#### [Task to carry out]
Take the material and output all of it exactly.

#### [Source records]
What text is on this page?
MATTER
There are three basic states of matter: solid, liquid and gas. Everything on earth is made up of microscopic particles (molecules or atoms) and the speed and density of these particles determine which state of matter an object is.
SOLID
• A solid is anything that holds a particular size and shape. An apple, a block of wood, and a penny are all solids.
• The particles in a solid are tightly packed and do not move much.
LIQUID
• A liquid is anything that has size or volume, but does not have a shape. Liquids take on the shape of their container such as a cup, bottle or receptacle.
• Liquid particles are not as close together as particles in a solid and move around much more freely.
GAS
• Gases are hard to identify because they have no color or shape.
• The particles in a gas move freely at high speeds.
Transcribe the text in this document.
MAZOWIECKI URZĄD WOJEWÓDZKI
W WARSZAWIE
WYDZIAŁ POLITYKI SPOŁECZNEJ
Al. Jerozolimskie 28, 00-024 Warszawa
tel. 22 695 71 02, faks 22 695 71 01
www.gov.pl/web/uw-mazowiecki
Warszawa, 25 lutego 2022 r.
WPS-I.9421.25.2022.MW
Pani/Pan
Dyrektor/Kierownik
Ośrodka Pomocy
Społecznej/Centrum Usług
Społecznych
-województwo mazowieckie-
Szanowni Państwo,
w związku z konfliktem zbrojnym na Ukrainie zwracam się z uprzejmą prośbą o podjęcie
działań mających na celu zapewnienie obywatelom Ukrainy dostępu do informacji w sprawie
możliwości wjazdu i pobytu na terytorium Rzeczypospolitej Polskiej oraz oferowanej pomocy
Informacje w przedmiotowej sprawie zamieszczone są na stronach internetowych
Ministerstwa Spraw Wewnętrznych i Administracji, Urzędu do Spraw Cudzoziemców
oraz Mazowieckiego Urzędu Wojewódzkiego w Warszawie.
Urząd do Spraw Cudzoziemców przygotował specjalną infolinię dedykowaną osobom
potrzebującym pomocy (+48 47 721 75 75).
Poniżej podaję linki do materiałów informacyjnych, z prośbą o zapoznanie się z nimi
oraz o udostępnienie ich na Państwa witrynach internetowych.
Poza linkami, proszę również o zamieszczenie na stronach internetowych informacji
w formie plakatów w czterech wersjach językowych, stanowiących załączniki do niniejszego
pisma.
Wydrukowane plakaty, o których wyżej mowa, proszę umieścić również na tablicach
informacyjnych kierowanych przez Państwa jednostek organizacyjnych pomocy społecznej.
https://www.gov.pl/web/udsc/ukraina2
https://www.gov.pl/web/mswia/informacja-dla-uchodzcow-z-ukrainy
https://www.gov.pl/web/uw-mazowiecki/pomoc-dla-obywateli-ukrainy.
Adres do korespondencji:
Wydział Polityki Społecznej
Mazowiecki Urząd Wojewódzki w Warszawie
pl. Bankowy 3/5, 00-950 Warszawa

#### [Answer to the exercise]
What text is on this page?
MATTER
There are three basic states of matter: solid, liquid and gas. Everything on earth is made up of microscopic particles (molecules or atoms) and the speed and density of these particles determine which state of matter an object is.
SOLID
• A solid is anything that holds a particular size and shape. An apple, a block of wood, and a penny are all solids.
• The particles in a solid are tightly packed and do not move much.
LIQUID
• A liquid is anything that has size or volume, but does not have a shape. Liquids take on the shape of their container such as a cup, bottle or receptacle.
• Liquid particles are not as close together as particles in a solid and move around much more freely.
GAS
• Gases are hard to identify because they have no color or shape.
• The particles in a gas move freely at high speeds.
Transcribe the text in this document.
MAZOWIECKI URZĄD WOJEWÓDZKI
W WARSZAWIE
WYDZIAŁ POLITYKI SPOŁECZNEJ
Al. Jerozolimskie 28, 00-024 Warszawa
tel. 22 695 71 02, faks 22 695 71 01
www.gov.pl/web/uw-mazowiecki
Warszawa, 25 lutego 2022 r.
WPS-I.9421.25.2022.MW
Pani/Pan
Dyrektor/Kierownik
Ośrodka Pomocy
Społecznej/Centrum Usług
Społecznych
-województwo mazowieckie-
Szanowni Państwo,
w związku z konfliktem zbrojnym na Ukrainie zwracam się z uprzejmą prośbą o podjęcie
działań mających na celu zapewnienie obywatelom Ukrainy dostępu do informacji w sprawie
możliwości wjazdu i pobytu na terytorium Rzeczypospolitej Polskiej oraz oferowanej pomocy
Informacje w przedmiotowej sprawie zamieszczone są na stronach internetowych
Ministerstwa Spraw Wewnętrznych i Administracji, Urzędu do Spraw Cudzoziemców
oraz Mazowieckiego Urzędu Wojewódzkiego w Warszawie.
Urząd do Spraw Cudzoziemców przygotował specjalną infolinię dedykowaną osobom
potrzebującym pomocy (+48 47 721 75 75).
Poniżej podaję linki do materiałów informacyjnych, z prośbą o zapoznanie się z nimi
oraz o udostępnienie ich na Państwa witrynach internetowych.
Poza linkami, proszę również o zamieszczenie na stronach internetowych informacji
w formie plakatów w czterech wersjach językowych, stanowiących załączniki do niniejszego
pisma.
Wydrukowane plakaty, o których wyżej mowa, proszę umieścić również na tablicach
informacyjnych kierowanych przez Państwa jednostek organizacyjnych pomocy społecznej.
https://www.gov.pl/web/udsc/ukraina2
https://www.gov.pl/web/mswia/informacja-dla-uchodzcow-z-ukrainy
https://www.gov.pl/web/uw-mazowiecki/pomoc-dla-obywateli-ukrainy.
Adres do korespondencji:
Wydział Polityki Społecznej
Mazowiecki Urząd Wojewódzki w Warszawie
pl. Bankowy 3/5, 00-950 Warszawa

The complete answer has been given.